• _Task_:
Rewrite the items starting at the line that contains "x-tick-label: Th/Cl 2 [361,523,425,545]" and ending at the line that contains "bar [209,48,271,503]". Replace "y-tick-label" with "ytick-label" and keep everything else the same.

[Entries from a dataset]

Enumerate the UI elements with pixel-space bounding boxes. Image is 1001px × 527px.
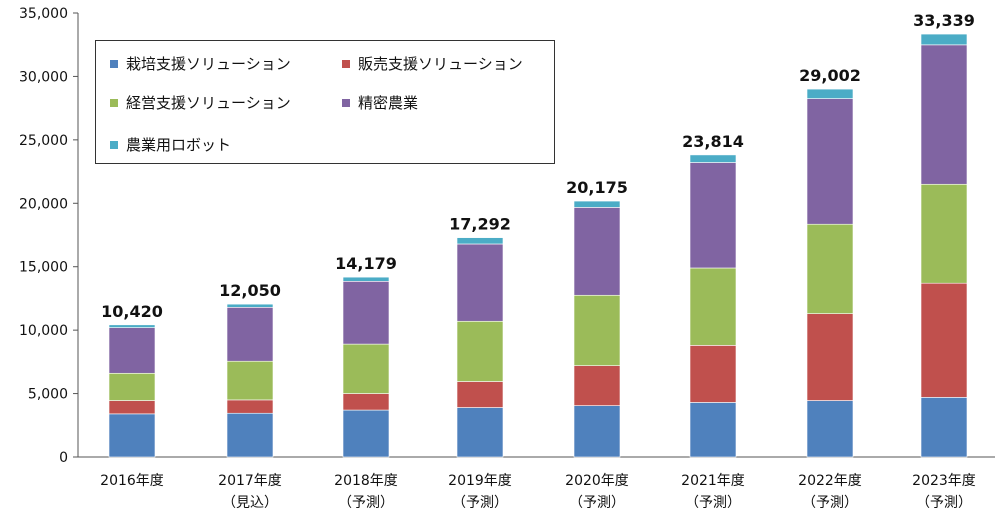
x-tick-label: 2017年度 <box>218 473 282 489</box>
legend: 栽培支援ソリューション 販売支援ソリューション 経営支援ソリューション 精密農業… <box>95 40 555 164</box>
legend-item-sales: 販売支援ソリューション <box>342 53 523 74</box>
y-tick-label: 0 <box>59 450 68 466</box>
y-tick-label: 5,000 <box>28 387 68 403</box>
bar-segment-5 <box>920 33 968 46</box>
bar-segment-1 <box>573 405 621 458</box>
total-label: 20,175 <box>566 178 628 197</box>
bar-segment-4 <box>573 207 621 296</box>
total-label: 14,179 <box>335 254 397 273</box>
bar-segment-3 <box>920 183 968 284</box>
legend-item-cultivation: 栽培支援ソリューション <box>110 53 291 74</box>
x-tick-label: 2020年度 <box>565 473 629 489</box>
x-tick-label: 2018年度 <box>334 473 398 489</box>
x-tick-sublabel: （予測） <box>569 495 625 511</box>
bar-segment-2 <box>806 313 854 401</box>
bar-segment-5 <box>689 154 737 163</box>
bar-segment-2 <box>342 393 390 411</box>
bar-segment-2 <box>920 282 968 398</box>
bar-segment-3 <box>342 343 390 394</box>
bar-segment-1 <box>456 407 504 458</box>
bar-segment-2 <box>108 400 156 415</box>
bar-segment-4 <box>920 44 968 185</box>
y-tick-label: 35,000 <box>19 6 68 22</box>
legend-swatch-robot <box>110 140 118 149</box>
legend-label-precision: 精密農業 <box>358 94 419 112</box>
x-tick-sublabel: （予測） <box>916 495 972 511</box>
bar-segment-5 <box>226 303 274 308</box>
bar-segment-3 <box>806 223 854 314</box>
legend-label-sales: 販売支援ソリューション <box>358 55 523 73</box>
x-tick-label: 2022年度 <box>798 473 862 489</box>
y-tick-label: 10,000 <box>19 323 68 339</box>
legend-item-management: 経営支援ソリューション <box>110 92 291 113</box>
bar-segment-1 <box>226 412 274 458</box>
y-tick-label: 15,000 <box>19 260 68 276</box>
bar-segment-1 <box>806 400 854 458</box>
bar-segment-3 <box>226 360 274 401</box>
total-label: 23,814 <box>682 132 744 151</box>
bar-segment-3 <box>456 320 504 382</box>
bar-segment-4 <box>689 162 737 269</box>
bar-segment-2 <box>689 345 737 403</box>
bar-segment-5 <box>806 88 854 99</box>
legend-label-management: 経営支援ソリューション <box>126 94 291 112</box>
x-axis: 2016年度 2017年度 （見込） 2018年度 （予測） 2019年度 （予測） 2020… <box>78 456 995 511</box>
legend-label-robot: 農業用ロボット <box>126 136 232 154</box>
total-labels: 10,420 12,050 14,179 17,292 20,175 23,814 29,0… <box>101 11 975 321</box>
x-tick-sublabel: （見込） <box>222 495 278 511</box>
x-tick-sublabel: （予測） <box>338 495 394 511</box>
y-tick-label: 20,000 <box>19 196 68 212</box>
bar-segment-1 <box>920 397 968 458</box>
x-tick-label: 2016年度 <box>100 473 164 489</box>
total-label: 29,002 <box>799 66 861 85</box>
bar-segment-1 <box>689 402 737 458</box>
y-tick-label: 25,000 <box>19 133 68 149</box>
legend-item-precision: 精密農業 <box>342 92 418 113</box>
legend-swatch-cultivation <box>110 59 118 68</box>
bar-segment-4 <box>108 327 156 374</box>
legend-swatch-sales <box>342 59 350 68</box>
y-axis: 0 5,000 10,000 15,000 20,000 25,000 30,000 35,0… <box>19 6 79 466</box>
x-tick-sublabel: （予測） <box>802 495 858 511</box>
bar-segment-1 <box>108 413 156 458</box>
bars <box>108 33 968 458</box>
bar-segment-3 <box>689 267 737 346</box>
total-label: 33,339 <box>913 11 975 30</box>
total-label: 17,292 <box>449 215 511 234</box>
y-tick-label: 30,000 <box>19 69 68 85</box>
bar-segment-2 <box>226 399 274 414</box>
bar-segment-2 <box>456 381 504 408</box>
bar-segment-4 <box>806 98 854 225</box>
legend-item-robot: 農業用ロボット <box>110 134 231 155</box>
bar-segment-5 <box>573 200 621 208</box>
bar-segment-4 <box>456 243 504 322</box>
x-tick-label: 2019年度 <box>448 473 512 489</box>
bar-segment-1 <box>342 409 390 458</box>
bar-segment-2 <box>573 365 621 406</box>
bar-segment-3 <box>108 372 156 401</box>
x-tick-label: 2023年度 <box>912 473 976 489</box>
x-tick-sublabel: （予測） <box>685 495 741 511</box>
legend-label-cultivation: 栽培支援ソリューション <box>126 55 291 73</box>
legend-swatch-management <box>110 98 118 107</box>
bar-segment-4 <box>226 307 274 362</box>
total-label: 10,420 <box>101 302 163 321</box>
bar-segment-5 <box>456 237 504 245</box>
bar-segment-4 <box>342 281 390 345</box>
x-tick-sublabel: （予測） <box>452 495 508 511</box>
legend-swatch-precision <box>342 98 350 107</box>
bar-segment-3 <box>573 294 621 366</box>
total-label: 12,050 <box>219 281 281 300</box>
bar-segment-5 <box>108 324 156 328</box>
bar-segment-5 <box>342 276 390 282</box>
x-tick-label: 2021年度 <box>681 473 745 489</box>
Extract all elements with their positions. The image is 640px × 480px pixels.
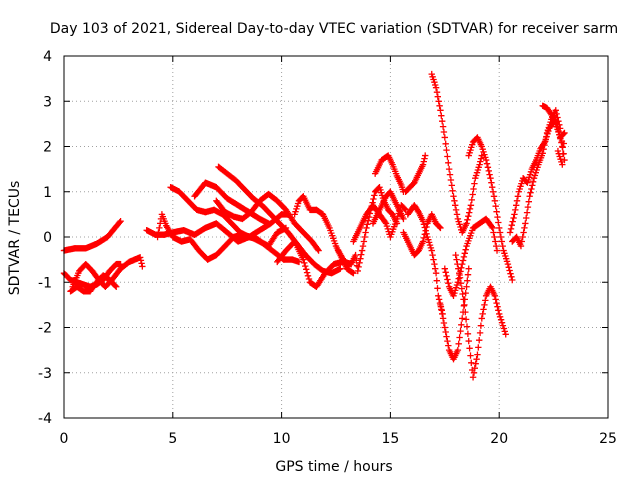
x-tick-label: 20	[490, 431, 508, 447]
data-point	[474, 351, 481, 358]
data-point	[139, 263, 146, 270]
x-tick-label: 0	[60, 431, 69, 447]
data-point	[465, 337, 472, 345]
x-tick-label: 10	[273, 431, 291, 447]
data-point	[491, 197, 499, 204]
data-point	[445, 165, 453, 173]
y-tick-label: 1	[43, 185, 52, 201]
data-point	[463, 283, 470, 290]
x-tick-label: 25	[599, 431, 617, 447]
y-tick-label: -3	[38, 366, 52, 382]
data-point	[496, 224, 503, 232]
data-point	[506, 229, 514, 236]
data-point	[452, 251, 459, 259]
data-point	[435, 292, 442, 300]
data-point	[465, 265, 472, 272]
plot-frame	[63, 55, 609, 419]
data-point-trail	[61, 73, 567, 376]
data-point	[502, 331, 509, 338]
data-point	[467, 202, 475, 209]
y-tick-label: -1	[38, 275, 52, 291]
x-tick-labels: 0 5 10 15 20 25	[60, 431, 617, 447]
y-tick-label: -4	[38, 411, 52, 427]
data-point	[354, 267, 361, 275]
data-point	[441, 324, 448, 331]
data-point	[441, 134, 448, 141]
y-tick-label: 2	[43, 140, 52, 156]
data-point	[363, 224, 370, 232]
data-point	[496, 310, 503, 318]
data-point	[441, 265, 448, 272]
y-axis-label: SDTVAR / TECUs	[7, 181, 23, 296]
x-tick-label: 15	[381, 431, 399, 447]
data-point	[511, 211, 518, 218]
data-point	[493, 247, 501, 254]
data-point	[526, 193, 533, 200]
data-point	[422, 152, 429, 159]
data-point	[437, 107, 444, 114]
data-point	[432, 270, 440, 277]
y-tick-label: 0	[43, 230, 52, 246]
data-point	[450, 193, 457, 200]
data-point	[487, 174, 494, 182]
data-point	[459, 315, 466, 322]
data-point	[522, 220, 529, 227]
data-point	[358, 247, 366, 254]
y-tick-label: -2	[38, 321, 52, 337]
data-point	[509, 276, 516, 284]
y-tick-label: 3	[43, 94, 52, 110]
x-tick-label: 5	[168, 431, 177, 447]
data-points	[60, 70, 568, 381]
chart-title: Day 103 of 2021, Sidereal Day-to-day VTE…	[50, 21, 618, 37]
x-axis-label: GPS time / hours	[275, 459, 392, 475]
data-point	[469, 374, 477, 381]
y-tick-labels: -4 -3 -2 -1 0 1 2 3 4	[38, 49, 52, 427]
data-point	[478, 315, 485, 322]
y-tick-label: 4	[43, 49, 52, 65]
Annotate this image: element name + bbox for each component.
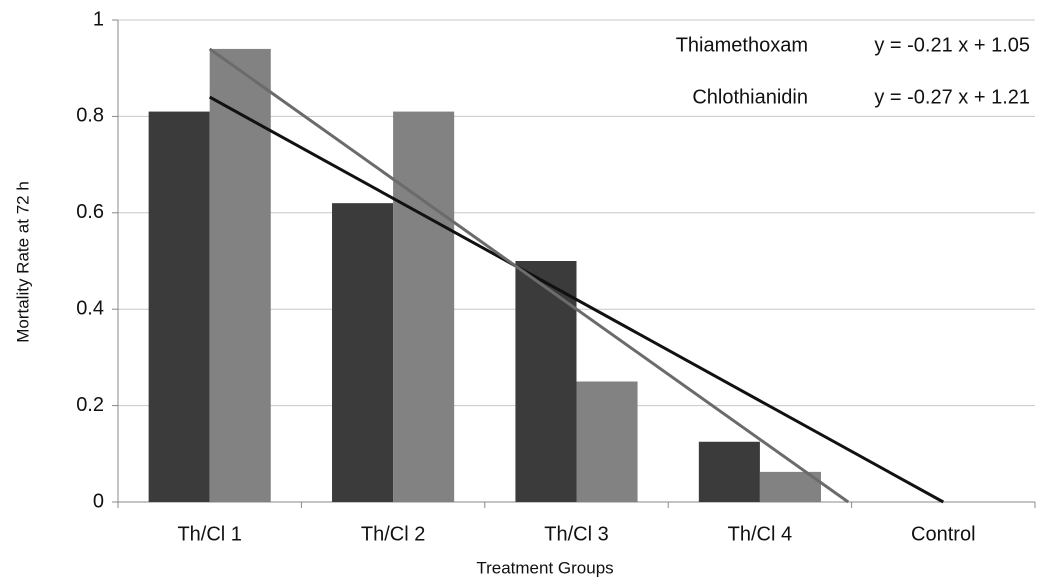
x-tick-label: Th/Cl 2 [361,523,425,545]
y-tick-label: 0.6 [76,201,104,223]
x-axis-title: Treatment Groups [476,558,613,577]
y-tick-label: 0.8 [76,105,104,127]
bar [698,441,760,502]
x-tick-label: Control [911,523,975,545]
y-tick-label: 0.2 [76,394,104,416]
bar [209,48,271,503]
trend-equation: y = -0.27 x + 1.21 [874,86,1030,108]
trend-line [208,47,850,504]
trend-line [208,95,945,504]
bar [515,261,577,502]
trend-series-name: Thiamethoxam [676,34,808,56]
y-tick-label: 1 [93,8,104,30]
bar [393,111,455,502]
y-axis-title: Mortality Rate at 72 h [13,181,32,343]
x-tick-label: Th/Cl 4 [728,523,792,545]
x-tick-label: Th/Cl 1 [177,523,241,545]
trend-equation: y = -0.21 x + 1.05 [874,34,1030,56]
trend-series-name: Chlothianidin [692,86,808,108]
y-tick-label: 0.4 [76,297,104,319]
y-tick-label: 0 [93,490,104,512]
x-tick-label: Th/Cl 3 [544,523,608,545]
bar [148,111,210,502]
bar [332,203,394,502]
bar [576,381,638,502]
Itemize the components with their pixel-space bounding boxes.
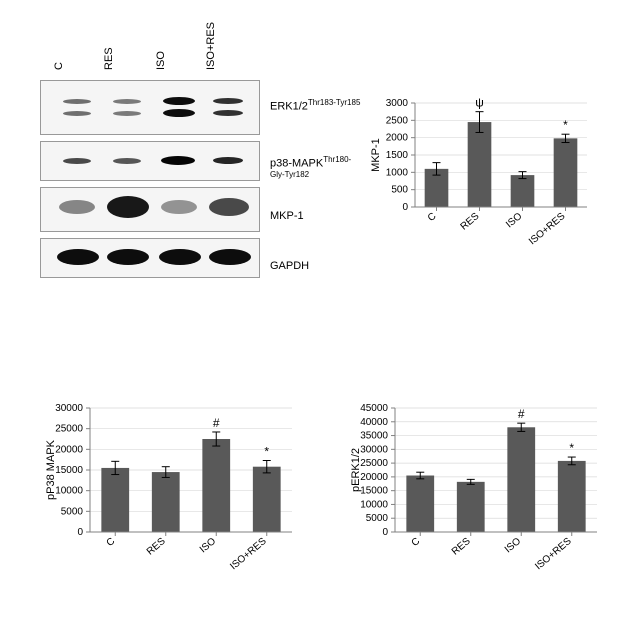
ytick-label: 0 <box>382 527 388 538</box>
xtick-label: ISO+RES <box>527 211 568 248</box>
ylabel: MKP-1 <box>370 138 382 172</box>
ytick-label: 500 <box>391 185 408 196</box>
ytick-label: 5000 <box>61 506 84 517</box>
ytick-label: 25000 <box>55 424 83 435</box>
xtick-label: C <box>426 211 439 224</box>
ytick-label: 3000 <box>386 98 409 109</box>
blot-band <box>213 110 243 116</box>
ytick-label: 2000 <box>386 133 409 144</box>
blot-label: p38-MAPKThr180-Gly-Tyr182 <box>270 155 351 184</box>
blot-band <box>161 200 197 214</box>
ytick-label: 20000 <box>360 472 388 483</box>
annotation: * <box>264 444 269 458</box>
bar <box>101 468 129 532</box>
ylabel: pERK1/2 <box>350 448 362 492</box>
ylabel: pP38 MAPK <box>45 439 57 500</box>
blot-label: GAPDH <box>270 260 309 272</box>
blot-label: MKP-1 <box>270 210 304 222</box>
xtick-label: RES <box>459 211 482 233</box>
blot-panel <box>40 187 260 232</box>
ytick-label: 25000 <box>360 458 388 469</box>
ytick-label: 15000 <box>360 486 388 497</box>
bar <box>202 439 230 532</box>
ytick-label: 10000 <box>360 499 388 510</box>
chart-mkp1: 0 500 1000 1500 2000 2500 3000 Cψ RES ISO * ISO+RES… <box>365 85 595 255</box>
xtick-label: ISO+RES <box>533 536 574 573</box>
bar <box>554 138 578 207</box>
blot-band <box>113 99 141 104</box>
blot-band <box>107 196 149 218</box>
ytick-label: 35000 <box>360 431 388 442</box>
blot-band <box>113 111 141 116</box>
ytick-label: 0 <box>77 527 83 538</box>
blot-band <box>63 158 91 164</box>
ytick-label: 0 <box>402 202 408 213</box>
blot-band <box>161 156 195 165</box>
bar <box>558 461 586 532</box>
lane-label: ISO+RES <box>205 22 217 70</box>
blot-panel <box>40 238 260 278</box>
xtick-label: ISO+RES <box>228 536 269 573</box>
blot-label: ERK1/2Thr183-Tyr185 <box>270 98 360 113</box>
chart-pp38-mapk: 0 5000 10000 15000 20000 25000 30000 C RES # ISO * I… <box>40 390 300 580</box>
annotation: * <box>563 118 568 132</box>
bar <box>152 472 180 532</box>
bar <box>406 476 434 532</box>
bar <box>468 122 492 207</box>
lane-label: ISO <box>155 51 167 70</box>
lane-labels: C RES ISO ISO+RES <box>45 20 265 70</box>
bar <box>507 427 535 532</box>
blot-band <box>209 249 251 265</box>
bar <box>511 175 535 207</box>
xtick-label: C <box>105 536 118 549</box>
annotation: * <box>569 441 574 455</box>
xtick-label: ISO <box>504 211 524 231</box>
blot-band <box>107 249 149 265</box>
bar <box>253 467 281 532</box>
ytick-label: 20000 <box>55 444 83 455</box>
ytick-label: 2500 <box>386 115 409 126</box>
annotation: ψ <box>475 96 484 110</box>
blot-band <box>209 198 249 216</box>
blot-panel <box>40 141 260 181</box>
ytick-label: 5000 <box>366 513 389 524</box>
annotation: # <box>213 416 220 430</box>
ytick-label: 45000 <box>360 403 388 414</box>
ytick-label: 15000 <box>55 465 83 476</box>
blot-band <box>163 109 195 117</box>
blot-band <box>163 97 195 105</box>
xtick-label: ISO <box>198 536 218 556</box>
blot-band <box>213 98 243 104</box>
blot-band <box>63 111 91 116</box>
lane-label: RES <box>103 47 115 70</box>
lane-label: C <box>53 62 65 70</box>
xtick-label: RES <box>145 536 168 558</box>
xtick-label: ISO <box>503 536 523 556</box>
blot-panel <box>40 80 260 135</box>
ytick-label: 30000 <box>360 444 388 455</box>
ytick-label: 10000 <box>55 486 83 497</box>
blot-band <box>159 249 201 265</box>
chart-perk12: 0 5000 10000 15000 20000 25000 30000 35000 40000… <box>345 390 605 580</box>
blot-band <box>59 200 95 214</box>
blot-band <box>57 249 99 265</box>
ytick-label: 1500 <box>386 150 409 161</box>
ytick-label: 1000 <box>386 167 409 178</box>
ytick-label: 40000 <box>360 417 388 428</box>
xtick-label: RES <box>450 536 473 558</box>
blot-band <box>113 158 141 164</box>
xtick-label: C <box>410 536 423 549</box>
annotation: # <box>518 407 525 421</box>
blot-band <box>63 99 91 104</box>
western-blot-stack <box>40 80 260 284</box>
blot-band <box>213 157 243 164</box>
bar <box>457 482 485 532</box>
ytick-label: 30000 <box>55 403 83 414</box>
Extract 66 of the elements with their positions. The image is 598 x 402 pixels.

• _Reply to the task_:
x-tick-label: Th/Cl 2 [361,523,425,545]
ytick-label: 0.6 [76,201,104,223]
x-axis-title: Treatment Groups [476,558,613,577]
ytick-label: 0.8 [76,105,104,127]
bar [698,441,760,502]
x-tick-label: Control [911,523,975,545]
ytick-label: 0.2 [76,394,104,416]
bar [209,48,271,503]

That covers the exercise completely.